SHORT EXERCISE:
Copy each line exactly. Drop every picture.

DATA SECTION:
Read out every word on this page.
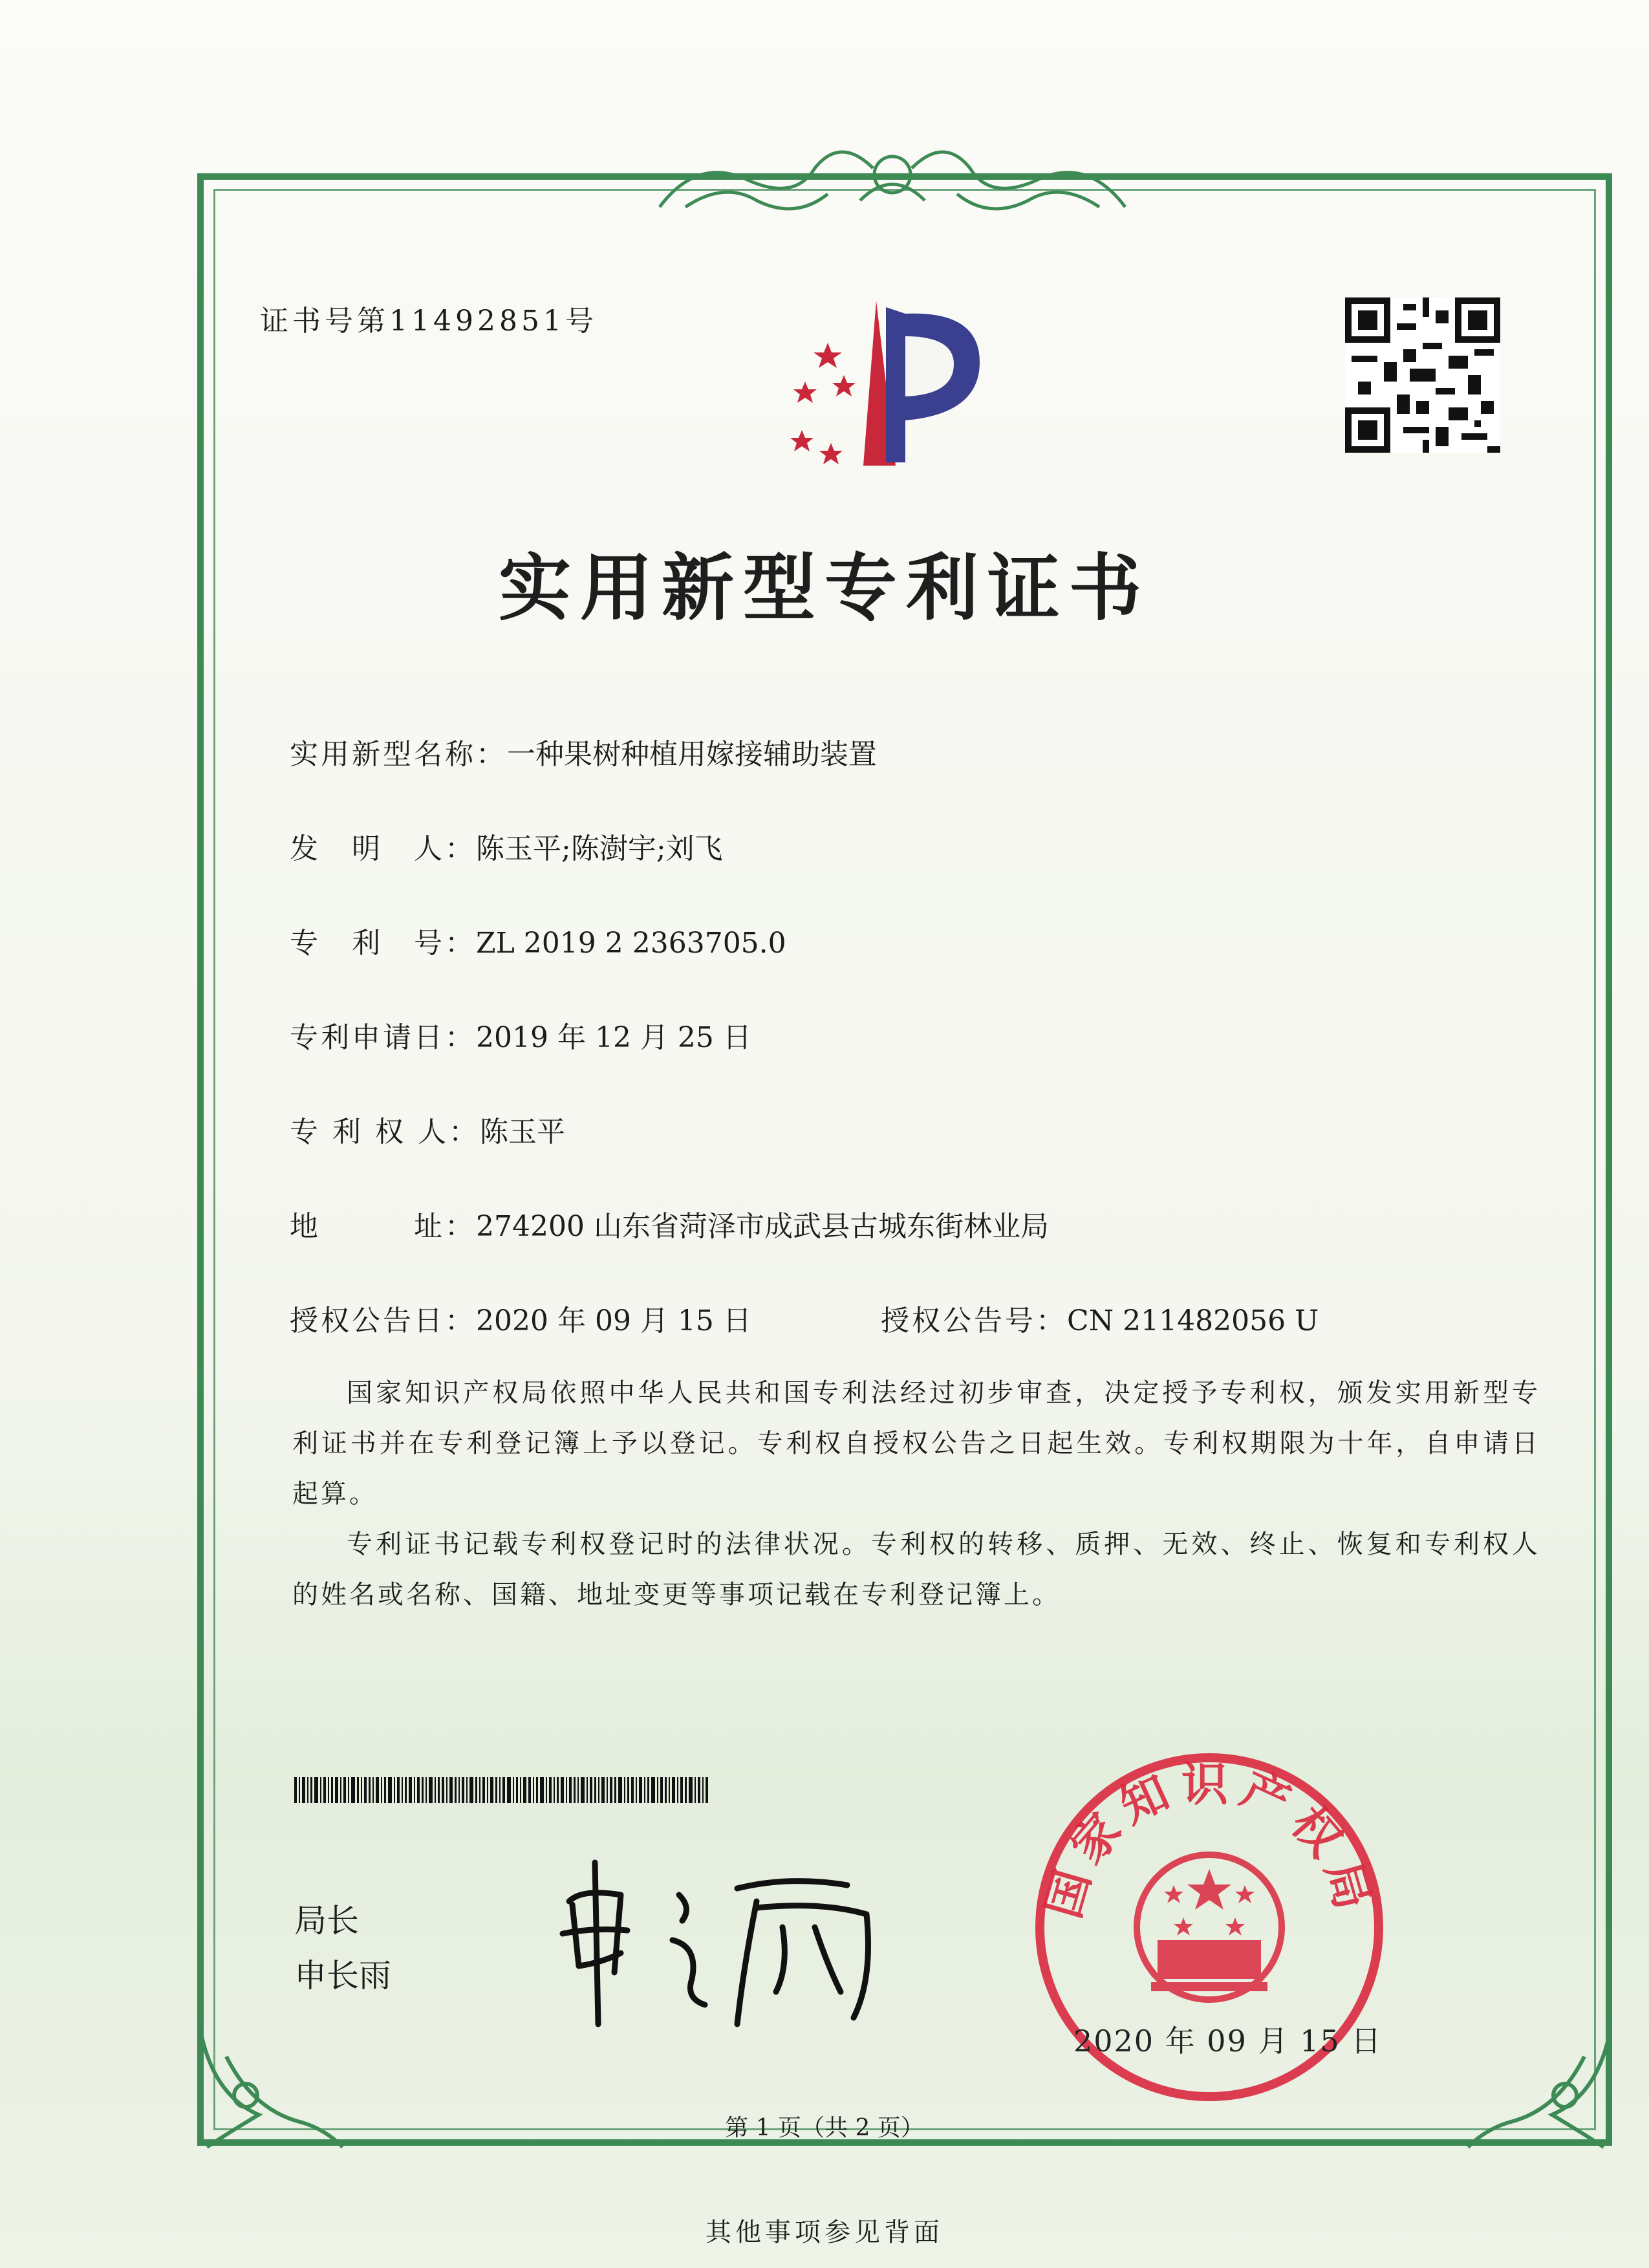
证书号第11492851号
实用新型专利证书
实用新型名称：一种果树种植用嫁接辅助装置
发　明　人：陈玉平;陈澍宇;刘飞
专　利　号：ZL 2019 2 2363705.0
专利申请日：2019 年 12 月 25 日
专 利 权 人：陈玉平
地　　　址：274200 山东省菏泽市成武县古城东街林业局
授权公告日：2020 年 09 月 15 日	授权公告号：CN 211482056 U

国家知识产权局依照中华人民共和国专利法经过初步审查，决定授予专利权，颁发实用新型专利证书并在专利登记簿上予以登记。专利权自授权公告之日起生效。专利权期限为十年，自申请日起算。

专利证书记载专利权登记时的法律状况。专利权的转移、质押、无效、终止、恢复和专利权人的姓名或名称、国籍、地址变更等事项记载在专利登记簿上。

局长
申长雨
国家知识产权局
2020 年 09 月 15 日
第 1 页（共 2 页）
其他事项参见背面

ANSWER IN FULL:
Read out every word on this page.
证书号第11492851号
实用新型专利证书
实用新型名称：一种果树种植用嫁接辅助装置
发　明　人：陈玉平;陈澍宇;刘飞
专　利　号：ZL 2019 2 2363705.0
专利申请日：2019 年 12 月 25 日
专 利 权 人：陈玉平
地　　　址：274200 山东省菏泽市成武县古城东街林业局
授权公告日：2020 年 09 月 15 日	授权公告号：CN 211482056 U

国家知识产权局依照中华人民共和国专利法经过初步审查，决定授予专利权，颁发实用新型专利证书并在专利登记簿上予以登记。专利权自授权公告之日起生效。专利权期限为十年，自申请日起算。

专利证书记载专利权登记时的法律状况。专利权的转移、质押、无效、终止、恢复和专利权人的姓名或名称、国籍、地址变更等事项记载在专利登记簿上。

局长
申长雨
国家知识产权局
2020 年 09 月 15 日
第 1 页（共 2 页）
其他事项参见背面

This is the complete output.